Work to be completed
Reproduce all records verbatim.

Record extracts
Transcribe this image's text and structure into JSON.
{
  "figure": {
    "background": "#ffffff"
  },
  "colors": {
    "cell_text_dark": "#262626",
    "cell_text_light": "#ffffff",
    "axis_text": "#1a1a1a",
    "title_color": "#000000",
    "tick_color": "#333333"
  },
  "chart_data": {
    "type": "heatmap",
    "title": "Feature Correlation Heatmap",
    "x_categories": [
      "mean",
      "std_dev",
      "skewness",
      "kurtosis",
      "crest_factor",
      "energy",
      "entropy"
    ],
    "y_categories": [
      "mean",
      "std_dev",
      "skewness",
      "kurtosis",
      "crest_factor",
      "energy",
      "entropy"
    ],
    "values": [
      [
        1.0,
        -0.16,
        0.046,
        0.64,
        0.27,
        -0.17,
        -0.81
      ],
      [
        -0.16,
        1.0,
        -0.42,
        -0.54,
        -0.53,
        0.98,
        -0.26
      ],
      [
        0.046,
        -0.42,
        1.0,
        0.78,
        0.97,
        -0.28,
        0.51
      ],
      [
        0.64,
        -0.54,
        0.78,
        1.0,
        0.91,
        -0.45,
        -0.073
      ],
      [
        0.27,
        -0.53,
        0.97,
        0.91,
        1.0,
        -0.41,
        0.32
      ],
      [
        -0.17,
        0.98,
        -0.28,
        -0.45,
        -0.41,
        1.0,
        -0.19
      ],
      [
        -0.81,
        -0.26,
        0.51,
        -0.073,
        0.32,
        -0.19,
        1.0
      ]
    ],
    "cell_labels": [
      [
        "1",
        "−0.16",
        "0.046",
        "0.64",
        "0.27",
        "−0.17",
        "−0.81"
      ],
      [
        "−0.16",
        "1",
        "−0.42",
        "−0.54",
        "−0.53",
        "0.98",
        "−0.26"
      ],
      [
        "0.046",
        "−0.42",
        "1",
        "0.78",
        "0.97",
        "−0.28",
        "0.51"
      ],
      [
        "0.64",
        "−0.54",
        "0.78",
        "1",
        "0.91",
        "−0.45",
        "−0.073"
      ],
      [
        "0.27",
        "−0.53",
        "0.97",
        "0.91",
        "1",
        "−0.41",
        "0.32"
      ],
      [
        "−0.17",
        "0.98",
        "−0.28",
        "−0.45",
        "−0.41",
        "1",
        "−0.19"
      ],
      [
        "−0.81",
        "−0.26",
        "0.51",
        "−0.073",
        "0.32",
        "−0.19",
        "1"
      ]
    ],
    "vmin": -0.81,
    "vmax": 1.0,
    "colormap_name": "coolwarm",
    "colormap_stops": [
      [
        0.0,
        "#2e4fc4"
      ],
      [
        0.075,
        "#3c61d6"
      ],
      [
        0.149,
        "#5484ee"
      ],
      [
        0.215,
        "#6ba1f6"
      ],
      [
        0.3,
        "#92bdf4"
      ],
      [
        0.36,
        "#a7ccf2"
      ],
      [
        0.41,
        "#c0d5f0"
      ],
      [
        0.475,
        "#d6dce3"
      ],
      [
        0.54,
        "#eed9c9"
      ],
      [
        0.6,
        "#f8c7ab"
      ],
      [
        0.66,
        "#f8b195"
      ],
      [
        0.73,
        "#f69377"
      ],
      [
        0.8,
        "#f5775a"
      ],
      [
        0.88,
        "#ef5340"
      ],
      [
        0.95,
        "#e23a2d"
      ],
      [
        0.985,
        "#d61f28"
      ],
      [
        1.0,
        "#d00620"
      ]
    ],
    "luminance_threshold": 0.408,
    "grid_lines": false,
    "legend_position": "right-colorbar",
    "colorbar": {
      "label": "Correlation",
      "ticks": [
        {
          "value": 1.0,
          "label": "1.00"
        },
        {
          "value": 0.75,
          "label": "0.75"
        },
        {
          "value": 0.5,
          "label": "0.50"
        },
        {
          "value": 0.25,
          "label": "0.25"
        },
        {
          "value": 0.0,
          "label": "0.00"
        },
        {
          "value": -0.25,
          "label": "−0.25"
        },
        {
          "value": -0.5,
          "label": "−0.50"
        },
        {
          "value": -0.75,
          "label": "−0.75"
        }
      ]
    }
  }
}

Expected answer
Transcribe this image's text and structure into JSON.
{
  "figure": {
    "background": "#ffffff"
  },
  "colors": {
    "cell_text_dark": "#262626",
    "cell_text_light": "#ffffff",
    "axis_text": "#1a1a1a",
    "title_color": "#000000",
    "tick_color": "#333333"
  },
  "chart_data": {
    "type": "heatmap",
    "title": "Feature Correlation Heatmap",
    "x_categories": [
      "mean",
      "std_dev",
      "skewness",
      "kurtosis",
      "crest_factor",
      "energy",
      "entropy"
    ],
    "y_categories": [
      "mean",
      "std_dev",
      "skewness",
      "kurtosis",
      "crest_factor",
      "energy",
      "entropy"
    ],
    "values": [
      [
        1.0,
        -0.16,
        0.046,
        0.64,
        0.27,
        -0.17,
        -0.81
      ],
      [
        -0.16,
        1.0,
        -0.42,
        -0.54,
        -0.53,
        0.98,
        -0.26
      ],
      [
        0.046,
        -0.42,
        1.0,
        0.78,
        0.97,
        -0.28,
        0.51
      ],
      [
        0.64,
        -0.54,
        0.78,
        1.0,
        0.91,
        -0.45,
        -0.073
      ],
      [
        0.27,
        -0.53,
        0.97,
        0.91,
        1.0,
        -0.41,
        0.32
      ],
      [
        -0.17,
        0.98,
        -0.28,
        -0.45,
        -0.41,
        1.0,
        -0.19
      ],
      [
        -0.81,
        -0.26,
        0.51,
        -0.073,
        0.32,
        -0.19,
        1.0
      ]
    ],
    "cell_labels": [
      [
        "1",
        "−0.16",
        "0.046",
        "0.64",
        "0.27",
        "−0.17",
        "−0.81"
      ],
      [
        "−0.16",
        "1",
        "−0.42",
        "−0.54",
        "−0.53",
        "0.98",
        "−0.26"
      ],
      [
        "0.046",
        "−0.42",
        "1",
        "0.78",
        "0.97",
        "−0.28",
        "0.51"
      ],
      [
        "0.64",
        "−0.54",
        "0.78",
        "1",
        "0.91",
        "−0.45",
        "−0.073"
      ],
      [
        "0.27",
        "−0.53",
        "0.97",
        "0.91",
        "1",
        "−0.41",
        "0.32"
      ],
      [
        "−0.17",
        "0.98",
        "−0.28",
        "−0.45",
        "−0.41",
        "1",
        "−0.19"
      ],
      [
        "−0.81",
        "−0.26",
        "0.51",
        "−0.073",
        "0.32",
        "−0.19",
        "1"
      ]
    ],
    "vmin": -0.81,
    "vmax": 1.0,
    "colormap_name": "coolwarm",
    "colormap_stops": [
      [
        0.0,
        "#2e4fc4"
      ],
      [
        0.075,
        "#3c61d6"
      ],
      [
        0.149,
        "#5484ee"
      ],
      [
        0.215,
        "#6ba1f6"
      ],
      [
        0.3,
        "#92bdf4"
      ],
      [
        0.36,
        "#a7ccf2"
      ],
      [
        0.41,
        "#c0d5f0"
      ],
      [
        0.475,
        "#d6dce3"
      ],
      [
        0.54,
        "#eed9c9"
      ],
      [
        0.6,
        "#f8c7ab"
      ],
      [
        0.66,
        "#f8b195"
      ],
      [
        0.73,
        "#f69377"
      ],
      [
        0.8,
        "#f5775a"
      ],
      [
        0.88,
        "#ef5340"
      ],
      [
        0.95,
        "#e23a2d"
      ],
      [
        0.985,
        "#d61f28"
      ],
      [
        1.0,
        "#d00620"
      ]
    ],
    "luminance_threshold": 0.408,
    "grid_lines": false,
    "legend_position": "right-colorbar",
    "colorbar": {
      "label": "Correlation",
      "ticks": [
        {
          "value": 1.0,
          "label": "1.00"
        },
        {
          "value": 0.75,
          "label": "0.75"
        },
        {
          "value": 0.5,
          "label": "0.50"
        },
        {
          "value": 0.25,
          "label": "0.25"
        },
        {
          "value": 0.0,
          "label": "0.00"
        },
        {
          "value": -0.25,
          "label": "−0.25"
        },
        {
          "value": -0.5,
          "label": "−0.50"
        },
        {
          "value": -0.75,
          "label": "−0.75"
        }
      ]
    }
  }
}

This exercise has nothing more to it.